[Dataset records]
........
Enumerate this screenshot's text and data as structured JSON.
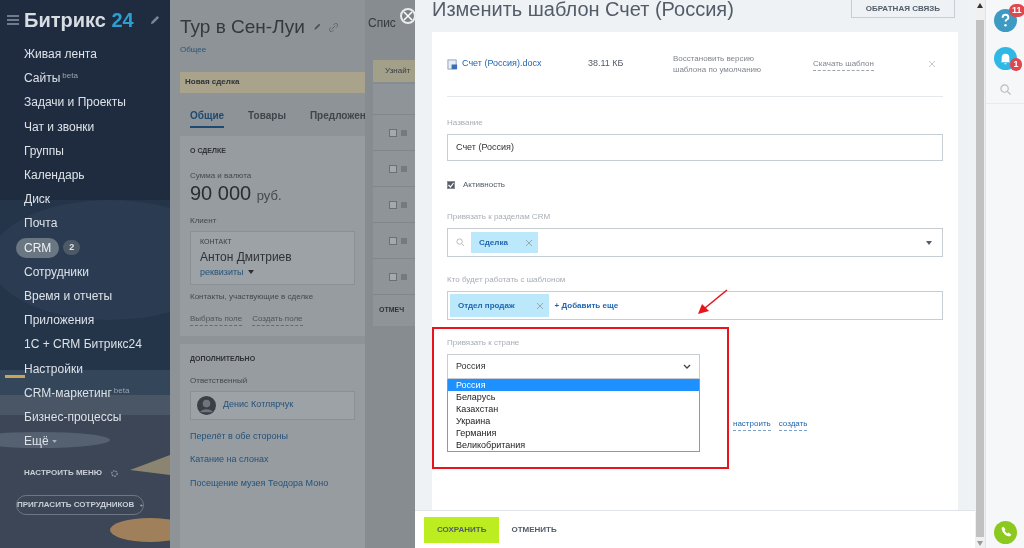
{
  "sidebar": {
    "logo_name": "Битрикс",
    "logo_number": "24",
    "items": [
      {
        "label": "Живая лента",
        "selected": false
      },
      {
        "label": "Сайты",
        "sup": "beta",
        "selected": false
      },
      {
        "label": "Задачи и Проекты",
        "selected": false
      },
      {
        "label": "Чат и звонки",
        "selected": false
      },
      {
        "label": "Группы",
        "selected": false
      },
      {
        "label": "Календарь",
        "selected": false
      },
      {
        "label": "Диск",
        "selected": false
      },
      {
        "label": "Почта",
        "selected": false
      },
      {
        "label": "CRM",
        "badge": "2",
        "selected": true
      },
      {
        "label": "Сотрудники",
        "selected": false
      },
      {
        "label": "Время и отчеты",
        "selected": false
      },
      {
        "label": "Приложения",
        "selected": false
      },
      {
        "label": "1С + CRM Битрикс24",
        "selected": false
      },
      {
        "label": "Настройки",
        "selected": false
      },
      {
        "label": "CRM-маркетинг",
        "sup": "beta",
        "selected": false
      },
      {
        "label": "Бизнес-процессы",
        "selected": false
      },
      {
        "label": "Ещё",
        "kind": "more",
        "selected": false
      }
    ],
    "settings": "НАСТРОИТЬ МЕНЮ",
    "invite": "ПРИГЛАСИТЬ СОТРУДНИКОВ"
  },
  "deal": {
    "title": "Тур в Сен-Луи",
    "breadcrumb": "Общее",
    "stage": "Новая сделка",
    "tabs": [
      {
        "label": "Общие",
        "selected": true
      },
      {
        "label": "Товары",
        "selected": false
      },
      {
        "label": "Предложен",
        "selected": false
      }
    ],
    "about": {
      "heading": "О СДЕЛКЕ",
      "amount_label": "Сумма и валюта",
      "amount": "90 000",
      "currency": "руб.",
      "client_label": "Клиент",
      "contact_caption": "КОНТАКТ",
      "contact_name": "Антон Дмитриев",
      "requisites": "реквизиты",
      "participants": "Контакты, участвующие в сделке",
      "links": [
        "Выбрать поле",
        "Создать поле"
      ]
    },
    "extra": {
      "heading": "ДОПОЛНИТЕЛЬНО",
      "responsible_label": "Ответственный",
      "responsible_name": "Денис Котлярчук",
      "items": [
        "Перелёт в обе стороны",
        "Катание на слонах",
        "Посещение музея Теодора Моно"
      ]
    }
  },
  "list_panel": {
    "title": "Спис",
    "banner": "Узнайт",
    "rows": [
      {
        "checked": false
      },
      {
        "checked": false
      },
      {
        "checked": false
      },
      {
        "checked": false
      },
      {
        "checked": false
      }
    ],
    "footer": "ОТМЕЧ"
  },
  "editor": {
    "title": "Изменить шаблон Счет (Россия)",
    "feedback": "ОБРАТНАЯ СВЯЗЬ",
    "file": {
      "name": "Счет (Россия).docx",
      "size": "38.11 КБ",
      "restore": "Восстановить версию шаблона по умолчанию",
      "download": "Скачать шаблон"
    },
    "name_label": "Название",
    "name_value": "Счет (Россия)",
    "active": {
      "label": "Активность",
      "checked": true
    },
    "crm": {
      "label": "Привязать к разделам CRM",
      "tags": [
        "Сделка"
      ]
    },
    "workers": {
      "label": "Кто будет работать с шаблоном",
      "tags": [
        "Отдел продаж"
      ],
      "add": "+ Добавить еще"
    },
    "country": {
      "label": "Привязать к стране",
      "value": "Россия",
      "options": [
        {
          "label": "Россия",
          "selected": true
        },
        {
          "label": "Беларусь",
          "selected": false
        },
        {
          "label": "Казахстан",
          "selected": false
        },
        {
          "label": "Украина",
          "selected": false
        },
        {
          "label": "Германия",
          "selected": false
        },
        {
          "label": "Великобритания",
          "selected": false
        }
      ]
    },
    "links": [
      "настроить",
      "создать"
    ],
    "save": "СОХРАНИТЬ",
    "cancel": "ОТМЕНИТЬ"
  },
  "rail": {
    "help_badge": "11",
    "bell_badge": "1"
  }
}
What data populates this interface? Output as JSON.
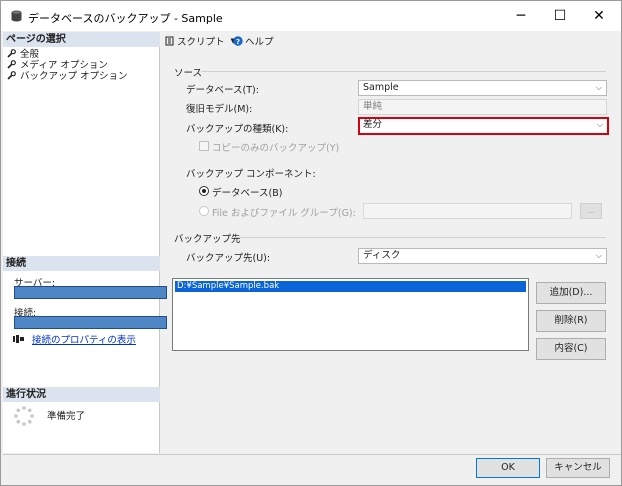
........
Return the listing above unchanged, apart from dropping its pictures.

> [Exercise result]
Enumerate this screenshot's text and data as structured JSON.
{
  "sidebar": {
    "logo_name": "Битрикс",
    "logo_number": "24",
    "items": [
      {
        "label": "Живая лента",
        "selected": false
      },
      {
        "label": "Сайты",
        "sup": "beta",
        "selected": false
      },
      {
        "label": "Задачи и Проекты",
        "selected": false
      },
      {
        "label": "Чат и звонки",
        "selected": false
      },
      {
        "label": "Группы",
        "selected": false
      },
      {
        "label": "Календарь",
        "selected": false
      },
      {
        "label": "Диск",
        "selected": false
      },
      {
        "label": "Почта",
        "selected": false
      },
      {
        "label": "CRM",
        "badge": "2",
        "selected": true
      },
      {
        "label": "Сотрудники",
        "selected": false
      },
      {
        "label": "Время и отчеты",
        "selected": false
      },
      {
        "label": "Приложения",
        "selected": false
      },
      {
        "label": "1С + CRM Битрикс24",
        "selected": false
      },
      {
        "label": "Настройки",
        "selected": false
      },
      {
        "label": "CRM-маркетинг",
        "sup": "beta",
        "selected": false
      },
      {
        "label": "Бизнес-процессы",
        "selected": false
      },
      {
        "label": "Ещё",
        "kind": "more",
        "selected": false
      }
    ],
    "settings": "НАСТРОИТЬ МЕНЮ",
    "invite": "ПРИГЛАСИТЬ СОТРУДНИКОВ"
  },
  "deal": {
    "title": "Тур в Сен-Луи",
    "breadcrumb": "Общее",
    "stage": "Новая сделка",
    "tabs": [
      {
        "label": "Общие",
        "selected": true
      },
      {
        "label": "Товары",
        "selected": false
      },
      {
        "label": "Предложен",
        "selected": false
      }
    ],
    "about": {
      "heading": "О СДЕЛКЕ",
      "amount_label": "Сумма и валюта",
      "amount": "90 000",
      "currency": "руб.",
      "client_label": "Клиент",
      "contact_caption": "КОНТАКТ",
      "contact_name": "Антон Дмитриев",
      "requisites": "реквизиты",
      "participants": "Контакты, участвующие в сделке",
      "links": [
        "Выбрать поле",
        "Создать поле"
      ]
    },
    "extra": {
      "heading": "ДОПОЛНИТЕЛЬНО",
      "responsible_label": "Ответственный",
      "responsible_name": "Денис Котлярчук",
      "items": [
        "Перелёт в обе стороны",
        "Катание на слонах",
        "Посещение музея Теодора Моно"
      ]
    }
  },
  "list_panel": {
    "title": "Спис",
    "banner": "Узнайт",
    "rows": [
      {
        "checked": false
      },
      {
        "checked": false
      },
      {
        "checked": false
      },
      {
        "checked": false
      },
      {
        "checked": false
      }
    ],
    "footer": "ОТМЕЧ"
  },
  "editor": {
    "title": "Изменить шаблон Счет (Россия)",
    "feedback": "ОБРАТНАЯ СВЯЗЬ",
    "file": {
      "name": "Счет (Россия).docx",
      "size": "38.11 КБ",
      "restore": "Восстановить версию шаблона по умолчанию",
      "download": "Скачать шаблон"
    },
    "name_label": "Название",
    "name_value": "Счет (Россия)",
    "active": {
      "label": "Активность",
      "checked": true
    },
    "crm": {
      "label": "Привязать к разделам CRM",
      "tags": [
        "Сделка"
      ]
    },
    "workers": {
      "label": "Кто будет работать с шаблоном",
      "tags": [
        "Отдел продаж"
      ],
      "add": "+ Добавить еще"
    },
    "country": {
      "label": "Привязать к стране",
      "value": "Россия",
      "options": [
        {
          "label": "Россия",
          "selected": true
        },
        {
          "label": "Беларусь",
          "selected": false
        },
        {
          "label": "Казахстан",
          "selected": false
        },
        {
          "label": "Украина",
          "selected": false
        },
        {
          "label": "Германия",
          "selected": false
        },
        {
          "label": "Великобритания",
          "selected": false
        }
      ]
    },
    "links": [
      "настроить",
      "создать"
    ],
    "save": "СОХРАНИТЬ",
    "cancel": "ОТМЕНИТЬ"
  },
  "rail": {
    "help_badge": "11",
    "bell_badge": "1"
  }
}
What data populates this interface? Output as JSON.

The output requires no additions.